= What you need to do =
Scan the entries below and extract each line with the word "name" in it.

Data excerpts
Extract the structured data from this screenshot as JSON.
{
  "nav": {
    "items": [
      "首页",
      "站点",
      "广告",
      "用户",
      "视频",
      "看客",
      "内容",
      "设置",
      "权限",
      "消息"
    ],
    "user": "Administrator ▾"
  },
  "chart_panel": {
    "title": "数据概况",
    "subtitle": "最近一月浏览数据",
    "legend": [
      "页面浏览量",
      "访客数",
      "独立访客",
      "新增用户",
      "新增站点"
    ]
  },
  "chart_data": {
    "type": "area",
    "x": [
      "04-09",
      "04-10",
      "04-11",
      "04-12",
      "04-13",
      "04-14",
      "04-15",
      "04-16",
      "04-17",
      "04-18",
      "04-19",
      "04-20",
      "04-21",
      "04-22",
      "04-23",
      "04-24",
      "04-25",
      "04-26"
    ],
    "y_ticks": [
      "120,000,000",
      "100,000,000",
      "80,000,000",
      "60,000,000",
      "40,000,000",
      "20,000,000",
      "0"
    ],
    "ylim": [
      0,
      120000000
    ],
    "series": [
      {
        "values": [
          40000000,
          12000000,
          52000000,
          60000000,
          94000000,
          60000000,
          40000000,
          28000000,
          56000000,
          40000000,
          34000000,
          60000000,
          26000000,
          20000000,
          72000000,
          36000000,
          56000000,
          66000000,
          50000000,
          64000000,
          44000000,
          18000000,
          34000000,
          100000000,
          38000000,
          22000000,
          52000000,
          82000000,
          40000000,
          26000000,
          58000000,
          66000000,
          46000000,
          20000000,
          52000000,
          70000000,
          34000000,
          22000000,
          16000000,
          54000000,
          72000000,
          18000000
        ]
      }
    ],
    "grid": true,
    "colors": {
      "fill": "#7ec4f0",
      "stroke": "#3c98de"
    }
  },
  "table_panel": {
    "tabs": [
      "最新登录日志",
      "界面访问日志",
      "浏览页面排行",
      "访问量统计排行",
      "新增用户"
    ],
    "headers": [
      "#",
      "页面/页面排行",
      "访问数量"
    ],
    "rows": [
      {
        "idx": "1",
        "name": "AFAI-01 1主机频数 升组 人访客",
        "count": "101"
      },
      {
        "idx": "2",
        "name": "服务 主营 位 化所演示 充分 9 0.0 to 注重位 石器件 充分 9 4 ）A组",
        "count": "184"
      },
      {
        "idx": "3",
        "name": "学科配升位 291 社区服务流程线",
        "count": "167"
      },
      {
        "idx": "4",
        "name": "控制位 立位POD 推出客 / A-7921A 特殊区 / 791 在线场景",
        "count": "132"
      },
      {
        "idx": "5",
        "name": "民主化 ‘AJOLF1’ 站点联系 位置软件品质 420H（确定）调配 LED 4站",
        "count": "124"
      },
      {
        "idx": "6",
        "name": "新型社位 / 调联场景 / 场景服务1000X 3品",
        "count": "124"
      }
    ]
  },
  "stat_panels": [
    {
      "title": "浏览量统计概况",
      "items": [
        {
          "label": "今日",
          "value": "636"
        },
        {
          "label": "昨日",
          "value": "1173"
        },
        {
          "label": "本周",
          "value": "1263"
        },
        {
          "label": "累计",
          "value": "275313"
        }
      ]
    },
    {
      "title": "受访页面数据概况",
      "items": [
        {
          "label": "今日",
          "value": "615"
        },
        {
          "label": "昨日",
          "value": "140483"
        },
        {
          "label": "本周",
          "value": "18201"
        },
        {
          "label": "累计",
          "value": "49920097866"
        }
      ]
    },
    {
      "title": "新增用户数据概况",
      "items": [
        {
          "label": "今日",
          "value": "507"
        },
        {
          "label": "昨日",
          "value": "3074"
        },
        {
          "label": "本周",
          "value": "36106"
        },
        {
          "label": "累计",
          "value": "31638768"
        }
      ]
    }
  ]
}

= Answer to this problem =
        "name": "AFAI-01 1主机频数 升组 人访客",
        "name": "服务 主营 位 化所演示 充分 9 0.0 to 注重位 石器件 充分 9 4 ）A组",
        "name": "学科配升位 291 社区服务流程线",
        "name": "控制位 立位POD 推出客 / A-7921A 特殊区 / 791 在线场景",
        "name": "民主化 ‘AJOLF1’ 站点联系 位置软件品质 420H（确定）调配 LED 4站",
        "name": "新型社位 / 调联场景 / 场景服务1000X 3品",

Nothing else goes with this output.